BEGIN

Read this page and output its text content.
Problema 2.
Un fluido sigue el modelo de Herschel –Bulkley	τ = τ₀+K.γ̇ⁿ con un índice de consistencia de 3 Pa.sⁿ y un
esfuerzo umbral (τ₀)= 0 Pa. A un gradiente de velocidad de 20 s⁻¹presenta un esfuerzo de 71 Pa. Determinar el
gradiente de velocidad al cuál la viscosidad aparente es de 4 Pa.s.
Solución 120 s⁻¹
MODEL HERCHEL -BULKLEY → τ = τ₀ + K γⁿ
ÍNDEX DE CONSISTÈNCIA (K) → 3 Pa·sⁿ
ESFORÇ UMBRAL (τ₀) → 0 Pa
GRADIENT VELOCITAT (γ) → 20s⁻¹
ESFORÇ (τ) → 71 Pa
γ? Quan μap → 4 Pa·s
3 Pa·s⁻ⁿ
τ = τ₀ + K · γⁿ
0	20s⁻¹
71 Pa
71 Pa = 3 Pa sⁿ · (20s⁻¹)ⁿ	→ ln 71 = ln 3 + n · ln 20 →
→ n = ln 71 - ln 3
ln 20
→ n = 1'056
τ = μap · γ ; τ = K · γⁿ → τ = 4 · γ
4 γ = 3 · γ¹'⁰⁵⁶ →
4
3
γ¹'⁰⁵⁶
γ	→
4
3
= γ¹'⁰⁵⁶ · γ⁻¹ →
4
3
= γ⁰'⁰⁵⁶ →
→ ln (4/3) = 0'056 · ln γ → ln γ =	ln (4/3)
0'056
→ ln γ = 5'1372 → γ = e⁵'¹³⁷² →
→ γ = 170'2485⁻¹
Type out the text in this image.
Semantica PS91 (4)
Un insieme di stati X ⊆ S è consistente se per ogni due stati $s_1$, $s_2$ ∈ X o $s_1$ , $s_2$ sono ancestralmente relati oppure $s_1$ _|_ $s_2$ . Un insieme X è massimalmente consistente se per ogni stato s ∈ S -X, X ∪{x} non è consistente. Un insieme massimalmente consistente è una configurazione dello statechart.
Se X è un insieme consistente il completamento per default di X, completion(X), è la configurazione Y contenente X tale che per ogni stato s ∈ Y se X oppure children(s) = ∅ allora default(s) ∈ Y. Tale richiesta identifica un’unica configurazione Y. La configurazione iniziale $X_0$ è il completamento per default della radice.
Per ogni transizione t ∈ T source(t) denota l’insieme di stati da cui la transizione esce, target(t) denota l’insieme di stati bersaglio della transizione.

END

Copy out exactly the lines running from the line with "Type out the text in this image." to the end of the records, inclusive.

FINAL RESULT
Type out the text in this image.
Semantica PS91 (4)
Un insieme di stati X ⊆ S è consistente se per ogni due stati $s_1$, $s_2$ ∈ X o $s_1$ , $s_2$ sono ancestralmente relati oppure $s_1$ _|_ $s_2$ . Un insieme X è massimalmente consistente se per ogni stato s ∈ S -X, X ∪{x} non è consistente. Un insieme massimalmente consistente è una configurazione dello statechart.
Se X è un insieme consistente il completamento per default di X, completion(X), è la configurazione Y contenente X tale che per ogni stato s ∈ Y se X oppure children(s) = ∅ allora default(s) ∈ Y. Tale richiesta identifica un’unica configurazione Y. La configurazione iniziale $X_0$ è il completamento per default della radice.
Per ogni transizione t ∈ T source(t) denota l’insieme di stati da cui la transizione esce, target(t) denota l’insieme di stati bersaglio della transizione.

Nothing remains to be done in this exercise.